§ DIRECTION:
Rewrite the material from the line containing "source-open: (2023 bbox=[133, 446, 175, 463]" through the line containing "paragraph-2: We’ve put", replacing "seniors" with "older adults" and changing nothing else. Return only those lines.

——————————

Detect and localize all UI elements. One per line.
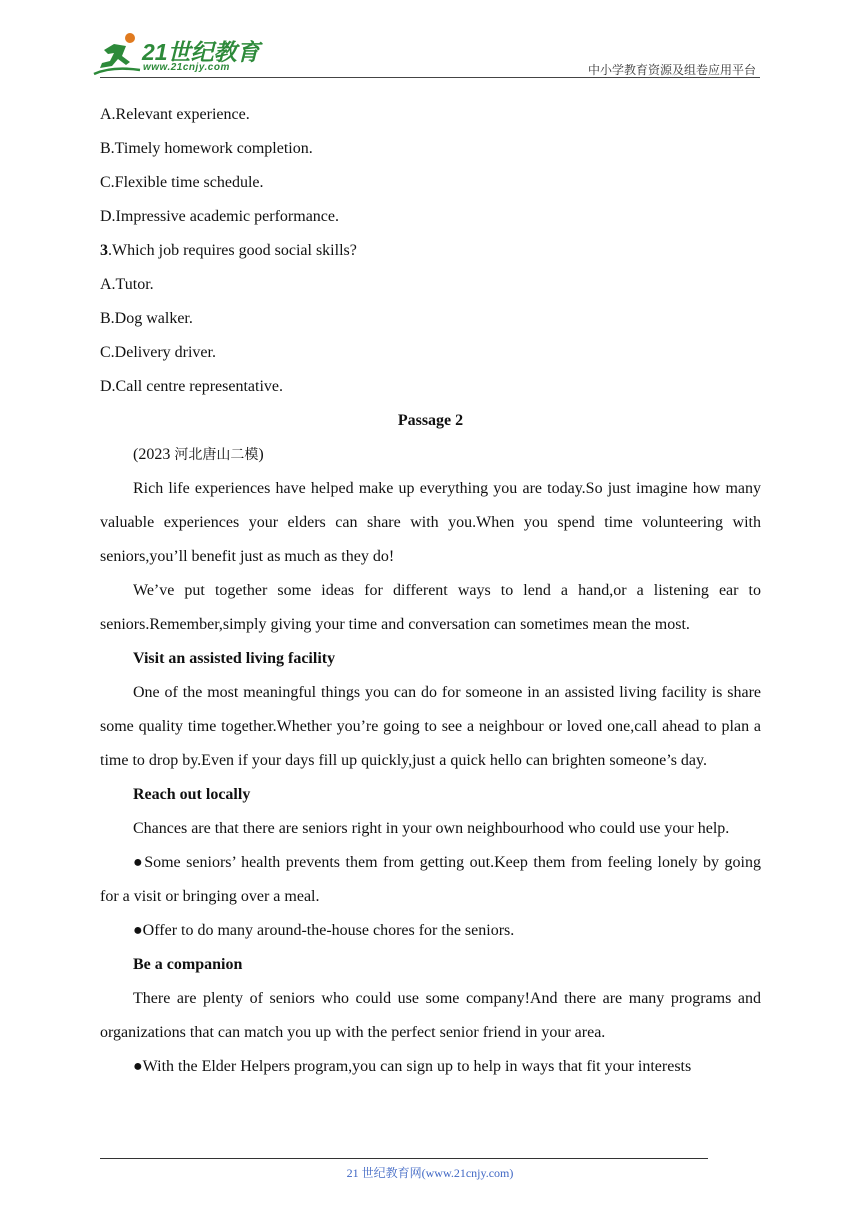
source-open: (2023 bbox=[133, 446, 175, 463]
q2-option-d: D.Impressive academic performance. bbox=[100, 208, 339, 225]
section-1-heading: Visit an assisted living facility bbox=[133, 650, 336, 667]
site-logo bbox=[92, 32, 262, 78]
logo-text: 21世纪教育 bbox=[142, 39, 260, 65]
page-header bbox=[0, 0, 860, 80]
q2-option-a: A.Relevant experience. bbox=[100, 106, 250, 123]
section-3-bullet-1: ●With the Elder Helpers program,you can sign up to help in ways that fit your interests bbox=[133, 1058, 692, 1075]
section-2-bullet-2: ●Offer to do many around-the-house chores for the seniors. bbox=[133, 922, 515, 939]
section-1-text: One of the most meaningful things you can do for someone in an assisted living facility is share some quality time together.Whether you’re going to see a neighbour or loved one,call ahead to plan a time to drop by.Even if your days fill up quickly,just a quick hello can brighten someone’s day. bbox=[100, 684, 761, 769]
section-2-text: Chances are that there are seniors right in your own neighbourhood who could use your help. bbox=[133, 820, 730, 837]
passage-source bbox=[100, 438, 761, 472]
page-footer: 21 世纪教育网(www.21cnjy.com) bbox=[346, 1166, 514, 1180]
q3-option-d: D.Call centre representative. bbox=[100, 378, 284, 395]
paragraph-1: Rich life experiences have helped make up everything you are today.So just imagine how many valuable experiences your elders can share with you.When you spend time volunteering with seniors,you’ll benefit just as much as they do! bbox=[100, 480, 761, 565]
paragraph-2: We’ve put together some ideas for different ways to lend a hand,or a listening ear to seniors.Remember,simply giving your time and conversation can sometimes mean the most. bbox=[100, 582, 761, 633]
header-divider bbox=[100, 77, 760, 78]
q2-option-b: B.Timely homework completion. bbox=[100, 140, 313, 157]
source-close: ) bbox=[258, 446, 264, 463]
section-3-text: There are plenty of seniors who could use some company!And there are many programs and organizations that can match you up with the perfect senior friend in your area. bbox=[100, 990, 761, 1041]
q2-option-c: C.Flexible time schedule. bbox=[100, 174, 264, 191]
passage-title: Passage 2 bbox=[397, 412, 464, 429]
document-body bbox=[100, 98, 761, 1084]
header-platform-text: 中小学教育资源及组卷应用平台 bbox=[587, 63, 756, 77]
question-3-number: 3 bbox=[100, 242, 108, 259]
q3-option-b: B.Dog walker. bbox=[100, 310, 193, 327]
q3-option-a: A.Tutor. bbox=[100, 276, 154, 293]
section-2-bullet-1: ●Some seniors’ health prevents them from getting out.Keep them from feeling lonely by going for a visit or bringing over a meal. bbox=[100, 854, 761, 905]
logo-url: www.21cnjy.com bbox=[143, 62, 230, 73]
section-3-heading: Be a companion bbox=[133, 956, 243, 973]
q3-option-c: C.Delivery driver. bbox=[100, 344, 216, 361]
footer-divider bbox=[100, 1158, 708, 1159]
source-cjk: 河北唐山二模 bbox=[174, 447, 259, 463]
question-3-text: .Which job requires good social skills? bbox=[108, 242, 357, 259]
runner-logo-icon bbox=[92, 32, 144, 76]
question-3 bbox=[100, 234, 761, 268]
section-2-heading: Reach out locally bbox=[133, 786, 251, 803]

——————————

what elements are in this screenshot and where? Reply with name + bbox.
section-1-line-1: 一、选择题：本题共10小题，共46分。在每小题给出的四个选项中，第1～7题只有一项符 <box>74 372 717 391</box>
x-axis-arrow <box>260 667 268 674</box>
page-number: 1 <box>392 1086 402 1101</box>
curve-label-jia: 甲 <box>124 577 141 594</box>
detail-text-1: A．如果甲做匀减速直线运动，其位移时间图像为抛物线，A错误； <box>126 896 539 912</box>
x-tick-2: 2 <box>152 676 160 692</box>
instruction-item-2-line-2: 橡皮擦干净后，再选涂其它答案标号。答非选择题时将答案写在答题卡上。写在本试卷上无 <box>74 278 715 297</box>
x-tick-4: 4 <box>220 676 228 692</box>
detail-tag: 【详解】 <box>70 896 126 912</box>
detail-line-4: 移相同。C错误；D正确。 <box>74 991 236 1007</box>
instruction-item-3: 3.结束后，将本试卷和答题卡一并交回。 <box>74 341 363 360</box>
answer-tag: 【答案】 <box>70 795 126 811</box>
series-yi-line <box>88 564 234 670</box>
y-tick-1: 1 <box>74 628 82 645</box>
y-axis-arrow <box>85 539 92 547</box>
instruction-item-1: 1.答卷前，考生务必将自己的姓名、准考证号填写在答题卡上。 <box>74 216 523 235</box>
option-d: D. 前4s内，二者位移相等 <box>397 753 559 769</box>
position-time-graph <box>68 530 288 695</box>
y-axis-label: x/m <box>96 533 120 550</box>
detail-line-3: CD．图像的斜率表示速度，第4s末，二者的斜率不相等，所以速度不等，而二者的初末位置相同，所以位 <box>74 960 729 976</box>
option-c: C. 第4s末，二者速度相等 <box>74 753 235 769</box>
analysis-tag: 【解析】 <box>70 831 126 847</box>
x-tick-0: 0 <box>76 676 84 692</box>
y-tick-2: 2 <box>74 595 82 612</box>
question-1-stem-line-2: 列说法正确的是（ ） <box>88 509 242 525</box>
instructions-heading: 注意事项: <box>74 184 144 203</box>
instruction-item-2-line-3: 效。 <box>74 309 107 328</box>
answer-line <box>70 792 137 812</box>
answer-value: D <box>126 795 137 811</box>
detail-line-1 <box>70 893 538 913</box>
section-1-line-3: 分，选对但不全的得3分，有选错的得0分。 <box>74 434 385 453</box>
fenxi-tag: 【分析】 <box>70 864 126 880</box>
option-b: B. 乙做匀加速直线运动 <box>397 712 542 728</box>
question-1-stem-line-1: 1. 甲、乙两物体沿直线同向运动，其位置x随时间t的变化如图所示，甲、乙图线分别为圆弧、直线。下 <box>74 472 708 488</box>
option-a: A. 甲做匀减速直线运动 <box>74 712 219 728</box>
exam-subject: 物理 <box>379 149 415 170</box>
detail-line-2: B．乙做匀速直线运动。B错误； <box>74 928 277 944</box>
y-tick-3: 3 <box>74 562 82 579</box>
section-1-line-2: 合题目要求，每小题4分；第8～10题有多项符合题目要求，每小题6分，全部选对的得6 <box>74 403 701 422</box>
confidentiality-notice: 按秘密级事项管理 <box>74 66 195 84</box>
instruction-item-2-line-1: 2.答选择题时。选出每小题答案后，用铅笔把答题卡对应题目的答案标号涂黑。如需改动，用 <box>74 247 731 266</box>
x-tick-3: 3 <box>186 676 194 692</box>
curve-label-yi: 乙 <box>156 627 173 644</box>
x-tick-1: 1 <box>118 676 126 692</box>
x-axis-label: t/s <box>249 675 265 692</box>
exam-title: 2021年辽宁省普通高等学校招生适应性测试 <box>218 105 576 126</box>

——————————

§ TASK RESULT:
source-open: (2023 bbox=[133, 446, 175, 463]
q2-option-d: D.Impressive academic performance. bbox=[100, 208, 339, 225]
section-1-heading: Visit an assisted living facility bbox=[133, 650, 336, 667]
site-logo bbox=[92, 32, 262, 78]
logo-text: 21世纪教育 bbox=[142, 39, 260, 65]
page-header bbox=[0, 0, 860, 80]
q2-option-a: A.Relevant experience. bbox=[100, 106, 250, 123]
section-3-bullet-1: ●With the Elder Helpers program,you can sign up to help in ways that fit your interests bbox=[133, 1058, 692, 1075]
section-2-bullet-2: ●Offer to do many around-the-house chores for the older adults. bbox=[133, 922, 515, 939]
section-1-text: One of the most meaningful things you can do for someone in an assisted living facility is share some quality time together.Whether you’re going to see a neighbour or loved one,call ahead to plan a time to drop by.Even if your days fill up quickly,just a quick hello can brighten someone’s day. bbox=[100, 684, 761, 769]
section-2-text: Chances are that there are older adults right in your own neighbourhood who could use your help. bbox=[133, 820, 730, 837]
passage-source bbox=[100, 438, 761, 472]
page-footer: 21 世纪教育网(www.21cnjy.com) bbox=[346, 1166, 514, 1180]
q3-option-d: D.Call centre representative. bbox=[100, 378, 284, 395]
paragraph-1: Rich life experiences have helped make up everything you are today.So just imagine how many valuable experiences your elders can share with you.When you spend time volunteering with older adults,you’ll benefit just as much as they do! bbox=[100, 480, 761, 565]
paragraph-2: We’ve put together some ideas for different ways to lend a hand,or a listening ear to older adults.Remember,simply giving your time and conversation can sometimes mean the most. bbox=[100, 582, 761, 633]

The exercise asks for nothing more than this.